# What a day :)



## partial2poodles (Feb 11, 2010)

Not a bad day, all in all. Are you a professional handler?


----------



## Winnow (Jan 2, 2010)

partial2poodles said:


> Not a bad day, all in all. Are you a professional handler?


Yes over all its good  The most important thing for this show was Charly I needed the CACIB on him so we can finish his international champion title in November.
So I am very glad.

And no I am not a professional handler. I just show my dogs and then some dogs for friends and family, if they have something good


----------



## Olie (Oct 10, 2009)

Good for you! What a successful day. Cant wait to see the pictures


----------



## whitepoodles (Jul 5, 2010)

Winnow:

What a great day you had .. Good for you, you go girl !!!!


----------



## Vibrant (Dec 7, 2009)

WOW, what a great day for you! You must be very proud of all of them, but a group 3 out of 22 dogs...awesome! Congratulations!


----------



## Winnow (Jan 2, 2010)

Thanks  There was also a dwarf poodle who won the group so I hopefully she will go all the way in the BIS competition tomorrow.
We sure need the attentions for the poodles in Iceland


----------



## NOLA Standards (Apr 11, 2010)

I'm tired for you! ha And Happy, too. Congratulations and Good Luck tomorro!


----------



## ArreauStandardPoodle (Sep 1, 2009)

» Exercises to complete:
1. Transcribe the part of the dog show thread that opens with the words containing "## Vibrant (Dec" and closes with "22 dogs...awesome! Congratulations!".
2. Answer these questions from the dog show thread:
(a) Which title does Winnow need the CACIB on Charly to finish, and in what month?
(b) According to Vibrant, the group 3 placement came out of how many dogs?
(c) What kind of poodle won the group?
3. Please write the next part of the dog show thread, picking up after its last line.
The data that come after the dog show thread are separate material.

» Recorded information:
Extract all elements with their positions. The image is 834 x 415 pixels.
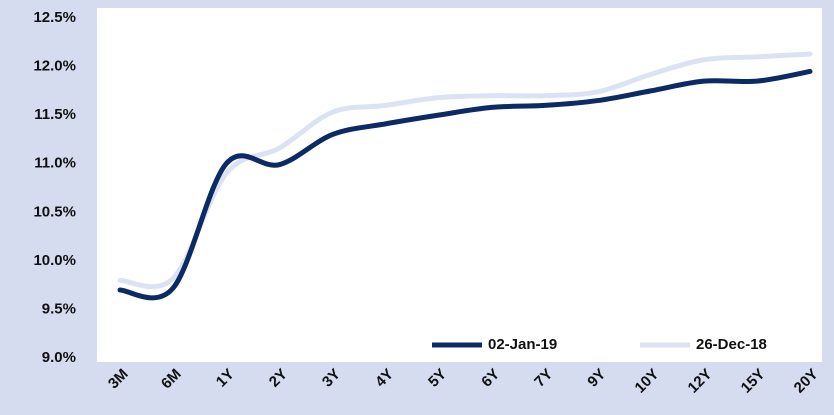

» Outputs in order:
1.
## Vibrant (Dec 7, 2009)

WOW, what a great day for you! You must be very proud of all of them, but a group 3 out of 22 dogs...awesome! Congratulations!

2.
(a) His international champion title, in November.
(b) 22 dogs.
(c) A dwarf poodle.

3.
Wow Winnow...you need to rest!!! That is awesome. So happy to hear about Charly and about Quincy's siblings. You had babies in the ring all lover the world yesterday!!! Quincy's photos and videos are up here from day 2 of his first show. Can you unwind now??? Between your trip to Finland for Polar, and this show, you must be exhausted.


----------



## Winnow (Jan 2, 2010)

ArreauStandardPoodle said:


> Wow Winnow...you need to rest!!! That is awesome. So happy to hear about Charly and about Quincy's siblings. You had babies in the ring all lover the world yesterday!!! Quincy's photos and videos are up here from day 2 of his first show. Can you unwind now??? Between your trip to Finland for Polar, and this show, you must be exhausted.


Thank you 
Well the show is over now, I have been working at the show all day today.
I will rest next weekend.


----------



## jester's mom (Nov 25, 2008)

Great news! Good for you and your dogs. Look forward to the pics.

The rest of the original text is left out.